MATERIAL PROVIDED

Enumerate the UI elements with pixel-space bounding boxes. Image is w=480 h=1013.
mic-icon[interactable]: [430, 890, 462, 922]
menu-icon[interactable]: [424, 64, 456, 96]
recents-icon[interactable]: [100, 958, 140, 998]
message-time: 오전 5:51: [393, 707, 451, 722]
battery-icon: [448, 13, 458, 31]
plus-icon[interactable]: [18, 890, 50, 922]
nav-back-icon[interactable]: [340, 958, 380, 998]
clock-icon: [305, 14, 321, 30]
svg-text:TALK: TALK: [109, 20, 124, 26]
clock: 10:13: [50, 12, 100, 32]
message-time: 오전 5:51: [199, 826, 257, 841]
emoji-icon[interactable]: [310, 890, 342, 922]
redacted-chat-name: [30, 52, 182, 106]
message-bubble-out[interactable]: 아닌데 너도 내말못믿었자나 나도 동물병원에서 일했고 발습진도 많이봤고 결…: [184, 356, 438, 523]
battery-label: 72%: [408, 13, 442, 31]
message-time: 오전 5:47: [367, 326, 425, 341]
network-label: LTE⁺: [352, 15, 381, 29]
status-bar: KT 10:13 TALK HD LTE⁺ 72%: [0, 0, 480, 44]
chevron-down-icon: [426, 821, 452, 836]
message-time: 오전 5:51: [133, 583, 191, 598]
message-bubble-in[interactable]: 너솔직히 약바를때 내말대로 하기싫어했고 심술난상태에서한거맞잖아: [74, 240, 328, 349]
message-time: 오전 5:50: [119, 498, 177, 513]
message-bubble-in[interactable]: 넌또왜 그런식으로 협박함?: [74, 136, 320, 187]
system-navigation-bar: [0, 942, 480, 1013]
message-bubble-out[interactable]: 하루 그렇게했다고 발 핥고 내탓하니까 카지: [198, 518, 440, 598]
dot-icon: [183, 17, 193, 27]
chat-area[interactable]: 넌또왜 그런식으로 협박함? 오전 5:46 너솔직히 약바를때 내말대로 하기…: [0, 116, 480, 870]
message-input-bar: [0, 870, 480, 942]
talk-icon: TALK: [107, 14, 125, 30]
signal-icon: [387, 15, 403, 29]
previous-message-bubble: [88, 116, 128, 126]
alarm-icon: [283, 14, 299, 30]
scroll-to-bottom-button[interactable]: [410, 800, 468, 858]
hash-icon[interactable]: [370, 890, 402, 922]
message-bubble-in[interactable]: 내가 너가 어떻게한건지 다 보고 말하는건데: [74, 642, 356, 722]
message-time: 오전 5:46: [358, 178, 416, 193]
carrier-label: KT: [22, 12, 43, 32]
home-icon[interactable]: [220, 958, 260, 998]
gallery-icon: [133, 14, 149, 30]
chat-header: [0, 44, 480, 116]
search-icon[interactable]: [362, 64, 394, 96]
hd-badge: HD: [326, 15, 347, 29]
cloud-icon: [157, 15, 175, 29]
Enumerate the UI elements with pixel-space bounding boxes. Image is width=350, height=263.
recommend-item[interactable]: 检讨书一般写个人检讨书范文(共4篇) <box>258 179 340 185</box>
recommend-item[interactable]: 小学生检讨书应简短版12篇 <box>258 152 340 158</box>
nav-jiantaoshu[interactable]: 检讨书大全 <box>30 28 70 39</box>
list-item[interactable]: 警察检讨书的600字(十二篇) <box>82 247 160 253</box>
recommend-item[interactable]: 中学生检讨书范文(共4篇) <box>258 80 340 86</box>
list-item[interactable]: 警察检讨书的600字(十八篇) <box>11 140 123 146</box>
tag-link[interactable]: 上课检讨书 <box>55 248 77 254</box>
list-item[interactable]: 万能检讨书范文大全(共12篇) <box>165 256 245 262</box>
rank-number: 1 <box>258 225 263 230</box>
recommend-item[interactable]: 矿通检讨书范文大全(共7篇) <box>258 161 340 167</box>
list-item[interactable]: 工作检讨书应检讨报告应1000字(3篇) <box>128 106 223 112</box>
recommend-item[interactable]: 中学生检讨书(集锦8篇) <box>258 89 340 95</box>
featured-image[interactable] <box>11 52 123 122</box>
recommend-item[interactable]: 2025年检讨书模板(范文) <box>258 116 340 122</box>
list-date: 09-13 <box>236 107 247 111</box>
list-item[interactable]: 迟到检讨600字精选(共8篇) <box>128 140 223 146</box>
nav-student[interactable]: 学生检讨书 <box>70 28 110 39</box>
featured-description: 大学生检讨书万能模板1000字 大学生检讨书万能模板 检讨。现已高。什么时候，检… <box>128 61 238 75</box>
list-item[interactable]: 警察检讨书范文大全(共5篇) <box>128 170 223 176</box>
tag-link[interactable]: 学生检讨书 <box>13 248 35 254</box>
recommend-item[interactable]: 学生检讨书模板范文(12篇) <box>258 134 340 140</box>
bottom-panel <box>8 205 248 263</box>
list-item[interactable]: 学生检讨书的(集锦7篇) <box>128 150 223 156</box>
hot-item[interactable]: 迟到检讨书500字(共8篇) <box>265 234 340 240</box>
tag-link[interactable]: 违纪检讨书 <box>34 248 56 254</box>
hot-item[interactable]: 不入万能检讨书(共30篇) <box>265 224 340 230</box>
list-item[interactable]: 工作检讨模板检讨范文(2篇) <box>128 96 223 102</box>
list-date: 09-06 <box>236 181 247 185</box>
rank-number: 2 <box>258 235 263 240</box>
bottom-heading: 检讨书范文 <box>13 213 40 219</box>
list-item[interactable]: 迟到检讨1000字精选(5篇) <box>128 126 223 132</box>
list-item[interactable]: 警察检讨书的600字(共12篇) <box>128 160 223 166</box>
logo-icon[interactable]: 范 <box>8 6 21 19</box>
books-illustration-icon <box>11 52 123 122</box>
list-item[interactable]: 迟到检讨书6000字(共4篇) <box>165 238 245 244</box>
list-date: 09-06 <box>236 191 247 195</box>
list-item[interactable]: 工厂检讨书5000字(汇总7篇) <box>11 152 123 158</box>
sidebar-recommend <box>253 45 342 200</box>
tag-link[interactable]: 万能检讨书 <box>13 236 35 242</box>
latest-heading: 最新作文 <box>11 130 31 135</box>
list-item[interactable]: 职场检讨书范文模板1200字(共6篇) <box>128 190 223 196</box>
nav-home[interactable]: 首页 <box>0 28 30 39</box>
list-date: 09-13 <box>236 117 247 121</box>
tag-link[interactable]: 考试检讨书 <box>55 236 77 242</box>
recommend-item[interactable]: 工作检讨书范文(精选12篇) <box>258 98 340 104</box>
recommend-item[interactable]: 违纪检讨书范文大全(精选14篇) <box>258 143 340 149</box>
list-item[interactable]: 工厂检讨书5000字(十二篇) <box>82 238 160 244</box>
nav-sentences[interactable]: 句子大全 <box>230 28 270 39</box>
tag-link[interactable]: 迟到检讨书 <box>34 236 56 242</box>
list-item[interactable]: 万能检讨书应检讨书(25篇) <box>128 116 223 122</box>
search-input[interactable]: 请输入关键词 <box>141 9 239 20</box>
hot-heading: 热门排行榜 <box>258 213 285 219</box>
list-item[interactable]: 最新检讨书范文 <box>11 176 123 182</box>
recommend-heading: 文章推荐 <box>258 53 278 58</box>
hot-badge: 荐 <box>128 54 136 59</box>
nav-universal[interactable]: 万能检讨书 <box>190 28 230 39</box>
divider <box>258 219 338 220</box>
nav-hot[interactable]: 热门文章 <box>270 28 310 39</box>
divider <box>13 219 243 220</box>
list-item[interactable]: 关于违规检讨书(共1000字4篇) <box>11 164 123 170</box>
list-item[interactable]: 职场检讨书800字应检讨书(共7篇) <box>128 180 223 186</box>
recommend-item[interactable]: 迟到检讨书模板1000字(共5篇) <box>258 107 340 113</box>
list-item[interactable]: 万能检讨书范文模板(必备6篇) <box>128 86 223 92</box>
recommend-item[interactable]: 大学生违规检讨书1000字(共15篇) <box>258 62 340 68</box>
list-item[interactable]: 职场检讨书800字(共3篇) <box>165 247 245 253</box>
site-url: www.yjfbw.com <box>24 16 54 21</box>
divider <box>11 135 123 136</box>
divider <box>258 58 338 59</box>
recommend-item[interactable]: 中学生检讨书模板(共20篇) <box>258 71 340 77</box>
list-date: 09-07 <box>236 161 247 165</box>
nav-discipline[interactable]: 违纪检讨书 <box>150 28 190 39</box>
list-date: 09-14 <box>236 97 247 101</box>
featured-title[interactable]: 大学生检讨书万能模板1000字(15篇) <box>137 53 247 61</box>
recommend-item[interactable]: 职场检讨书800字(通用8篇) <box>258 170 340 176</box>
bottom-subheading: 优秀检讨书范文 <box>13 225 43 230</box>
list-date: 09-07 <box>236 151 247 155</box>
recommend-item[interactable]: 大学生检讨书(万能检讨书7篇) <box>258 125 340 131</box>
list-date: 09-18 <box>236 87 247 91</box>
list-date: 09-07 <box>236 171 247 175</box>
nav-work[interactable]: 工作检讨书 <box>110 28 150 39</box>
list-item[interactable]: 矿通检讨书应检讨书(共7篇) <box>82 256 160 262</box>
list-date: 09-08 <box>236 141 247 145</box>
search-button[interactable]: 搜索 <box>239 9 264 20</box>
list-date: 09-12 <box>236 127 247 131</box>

JOB
Pick out every line in the entries above that contains the word "Enumerate", and count only matches in the same letter case.

THE SOLUTION
Enumerate the UI elements with pixel-space bounding boxes. Image is w=480 h=1013.
Enumerate the UI elements with pixel-space bounding boxes. Image is width=350, height=263.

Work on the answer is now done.